### EXERCISE REQUIREMENTS
Please copy every line of the records below that holds the word "text".

### AVAILABLE RECORDS
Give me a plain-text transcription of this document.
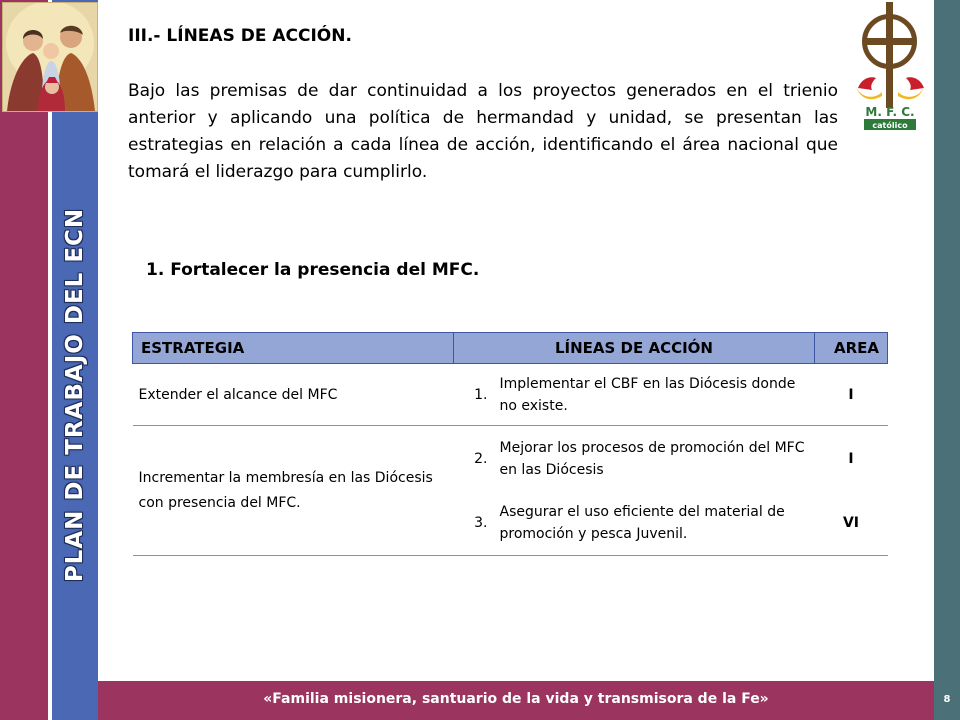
PLAN DE TRABAJO DEL ECN
III.- LÍNEAS DE ACCIÓN.
Bajo las premisas de dar continuidad a los proyectos generados en el trienio anterior y aplicando una política de hermandad y unidad, se presentan las estrategias en relación a cada línea de acción, identificando el área nacional que tomará el liderazgo para cumplirlo.
M. F. C.
católico
1. Fortalecer la presencia del MFC.
ESTRATEGIA	LÍNEAS DE ACCIÓN		AREA
Extender el alcance del MFC	1.	Implementar el CBF en las Diócesis donde no existe.	I
Incrementar la membresía en las Diócesis con presencia del MFC.	2.	Mejorar los procesos de promoción del MFC en las Diócesis	I
	3.	Asegurar el uso eficiente del material de promoción y pesca Juvenil.	VI
«Familia misionera, santuario de la vida y transmisora de la Fe»	8
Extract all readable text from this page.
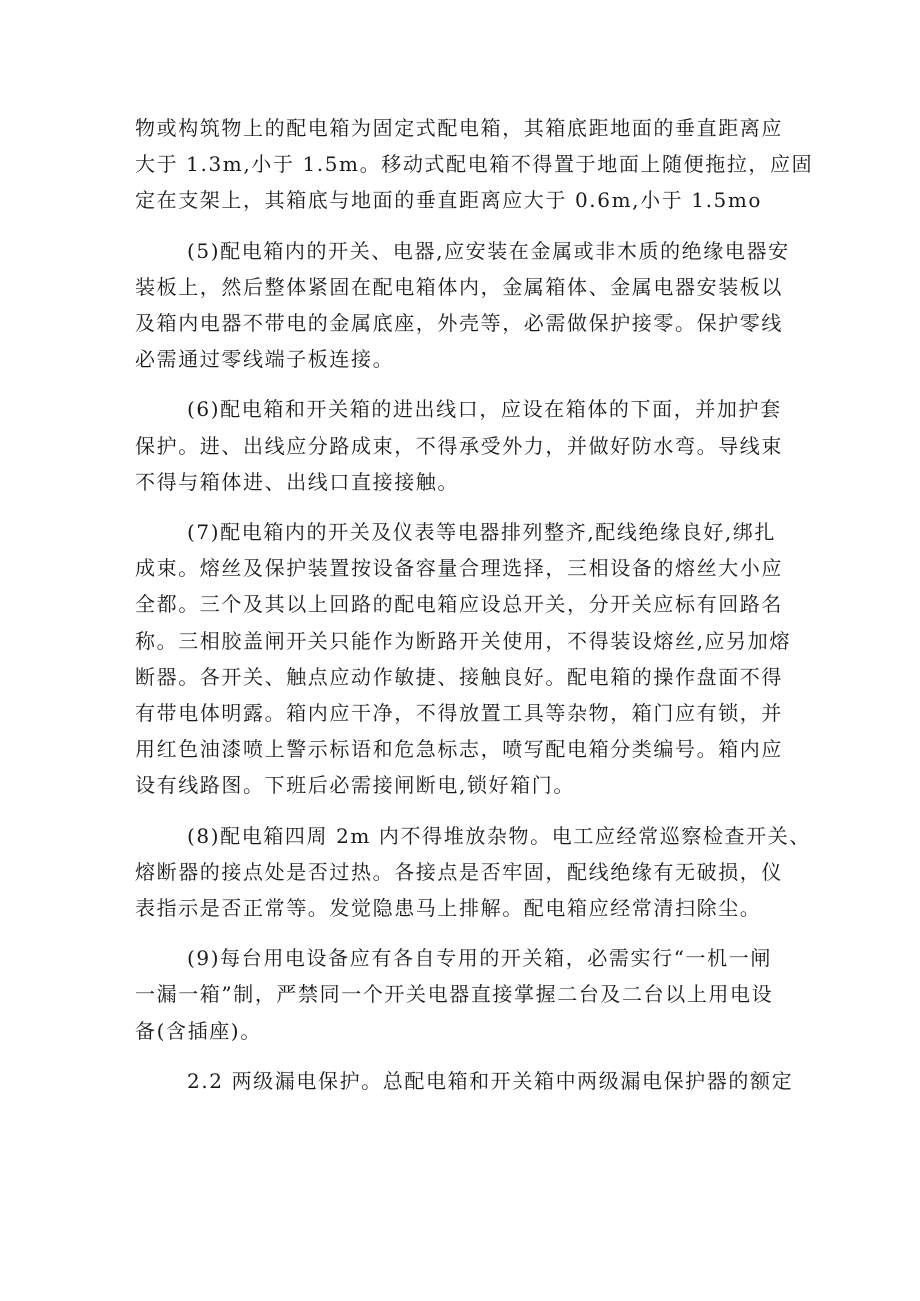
物或构筑物上的配电箱为固定式配电箱，其箱底距地面的垂直距离应
大于 1.3m,小于 1.5m。移动式配电箱不得置于地面上随便拖拉，应固
定在支架上，其箱底与地面的垂直距离应大于 0.6m,小于 1.5mo

(5)配电箱内的开关、电器,应安装在金属或非木质的绝缘电器安
装板上，然后整体紧固在配电箱体内，金属箱体、金属电器安装板以
及箱内电器不带电的金属底座，外壳等，必需做保护接零。保护零线
必需通过零线端子板连接。

(6)配电箱和开关箱的进出线口，应设在箱体的下面，并加护套
保护。进、出线应分路成束，不得承受外力，并做好防水弯。导线束
不得与箱体进、出线口直接接触。

(7)配电箱内的开关及仪表等电器排列整齐,配线绝缘良好,绑扎
成束。熔丝及保护装置按设备容量合理选择，三相设备的熔丝大小应
全都。三个及其以上回路的配电箱应设总开关，分开关应标有回路名
称。三相胶盖闸开关只能作为断路开关使用，不得装设熔丝,应另加熔
断器。各开关、触点应动作敏捷、接触良好。配电箱的操作盘面不得
有带电体明露。箱内应干净，不得放置工具等杂物，箱门应有锁，并
用红色油漆喷上警示标语和危急标志，喷写配电箱分类编号。箱内应
设有线路图。下班后必需接闸断电,锁好箱门。

(8)配电箱四周 2m 内不得堆放杂物。电工应经常巡察检查开关、
熔断器的接点处是否过热。各接点是否牢固，配线绝缘有无破损，仪
表指示是否正常等。发觉隐患马上排解。配电箱应经常清扫除尘。

(9)每台用电设备应有各自专用的开关箱，必需实行“一机一闸
一漏一箱”制，严禁同一个开关电器直接掌握二台及二台以上用电设
备(含插座)。

2.2 两级漏电保护。总配电箱和开关箱中两级漏电保护器的额定
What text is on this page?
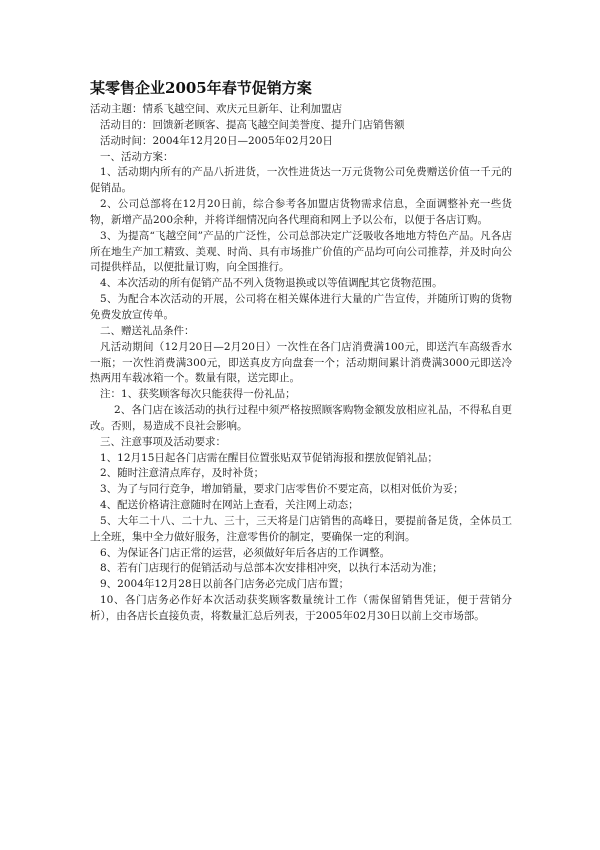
某零售企业2005年春节促销方案

活动主题：情系飞越空间、欢庆元旦新年、让利加盟店

活动目的：回馈新老顾客、提高飞越空间美誉度、提升门店销售额

活动时间：2004年12月20日—2005年02月20日

一、活动方案：

1、活动期内所有的产品八折进货，一次性进货达一万元货物公司免费赠送价值一千元的促销品。

2、公司总部将在12月20日前，综合参考各加盟店货物需求信息，全面调整补充一些货物，新增产品200余种，并将详细情况向各代理商和网上予以公布，以便于各店订购。

3、为提高“飞越空间”产品的广泛性，公司总部决定广泛吸收各地地方特色产品。凡各店所在地生产加工精致、美观、时尚、具有市场推广价值的产品均可向公司推荐，并及时向公司提供样品，以便批量订购，向全国推行。

4、本次活动的所有促销产品不列入货物退换或以等值调配其它货物范围。

5、为配合本次活动的开展，公司将在相关媒体进行大量的广告宣传，并随所订购的货物免费发放宣传单。

二、赠送礼品条件：

凡活动期间（12月20日—2月20日）一次性在各门店消费满100元，即送汽车高级香水一瓶；一次性消费满300元，即送真皮方向盘套一个；活动期间累计消费满3000元即送冷热两用车载冰箱一个。数量有限，送完即止。

注：1、获奖顾客每次只能获得一份礼品；

2、各门店在该活动的执行过程中须严格按照顾客购物金额发放相应礼品，不得私自更改。否则，易造成不良社会影响。

三、注意事项及活动要求：

1、12月15日起各门店需在醒目位置张贴双节促销海报和摆放促销礼品；

2、随时注意清点库存，及时补货；

3、为了与同行竞争，增加销量，要求门店零售价不要定高，以相对低价为妥；

4、配送价格请注意随时在网站上查看，关注网上动态；

5、大年二十八、二十九、三十，三天将是门店销售的高峰日，要提前备足货，全体员工上全班，集中全力做好服务，注意零售价的制定，要确保一定的利润。

6、为保证各门店正常的运营，必须做好年后各店的工作调整。

8、若有门店现行的促销活动与总部本次安排相冲突，以执行本活动为准；

9、2004年12月28日以前各门店务必完成门店布置；

10、各门店务必作好本次活动获奖顾客数量统计工作（需保留销售凭证，便于营销分析），由各店长直接负责，将数量汇总后列表，于2005年02月30日以前上交市场部。
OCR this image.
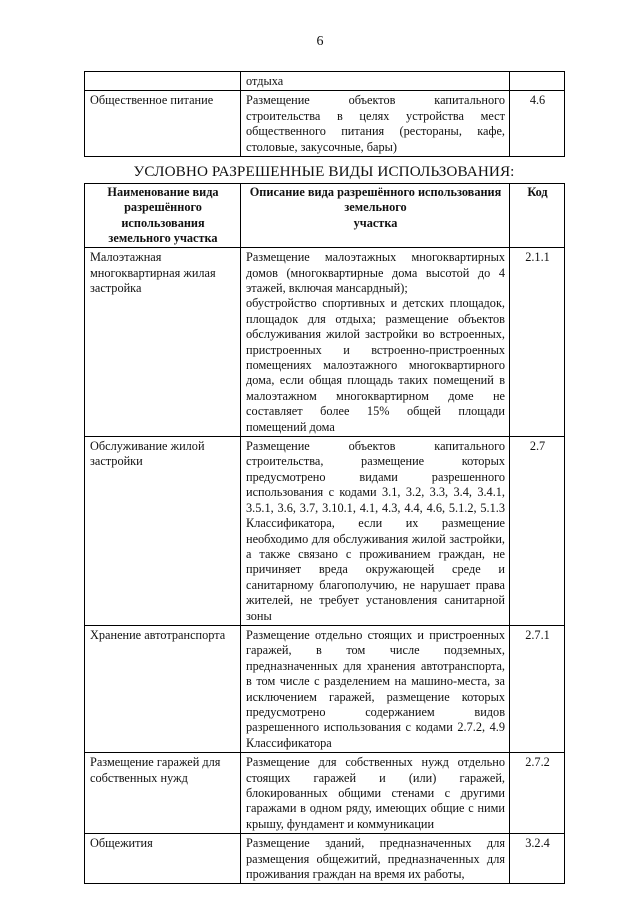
6

	отдыха	

Общественное питание	Размещение объектов капитального строительства в целях устройства мест общественного питания (рестораны, кафе, столовые, закусочные, бары)	4.6
УСЛОВНО РАЗРЕШЕННЫЕ ВИДЫ ИСПОЛЬЗОВАНИЯ:
Наименование вида
разрешённого
использования
земельного участка	Описание вида разрешённого использования
земельного
участка	Код
Малоэтажная многоквартирная жилая застройка	Размещение малоэтажных многоквартирных домов (многоквартирные дома высотой до 4 этажей, включая мансардный);
обустройство спортивных и детских площадок, площадок для отдыха; размещение объектов обслуживания жилой застройки во встроенных, пристроенных и встроенно-пристроенных помещениях малоэтажного многоквартирного дома, если общая площадь таких помещений в малоэтажном многоквартирном доме не составляет более 15% общей площади помещений дома	2.1.1
Обслуживание жилой застройки	Размещение объектов капитального строительства, размещение которых предусмотрено видами разрешенного использования с кодами 3.1, 3.2, 3.3, 3.4, 3.4.1, 3.5.1, 3.6, 3.7, 3.10.1, 4.1, 4.3, 4.4, 4.6, 5.1.2, 5.1.3 Классификатора, если их размещение необходимо для обслуживания жилой застройки, а также связано с проживанием граждан, не причиняет вреда окружающей среде и санитарному благополучию, не нарушает права жителей, не требует установления санитарной зоны	2.7
Хранение автотранспорта	Размещение отдельно стоящих и пристроенных гаражей, в том числе подземных, предназначенных для хранения автотранспорта, в том числе с разделением на машино-места, за исключением гаражей, размещение которых предусмотрено содержанием видов разрешенного использования с кодами 2.7.2, 4.9 Классификатора	2.7.1
Размещение гаражей для собственных нужд	Размещение для собственных нужд отдельно стоящих гаражей и (или) гаражей, блокированных общими стенами с другими гаражами в одном ряду, имеющих общие с ними крышу, фундамент и коммуникации	2.7.2
Общежития	Размещение зданий, предназначенных для размещения общежитий, предназначенных для проживания граждан на время их работы,	3.2.4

### CORRECT OUTPUT
Give me a plain-text transcription of this document.
Extract all readable text from this page.
What text is on this page?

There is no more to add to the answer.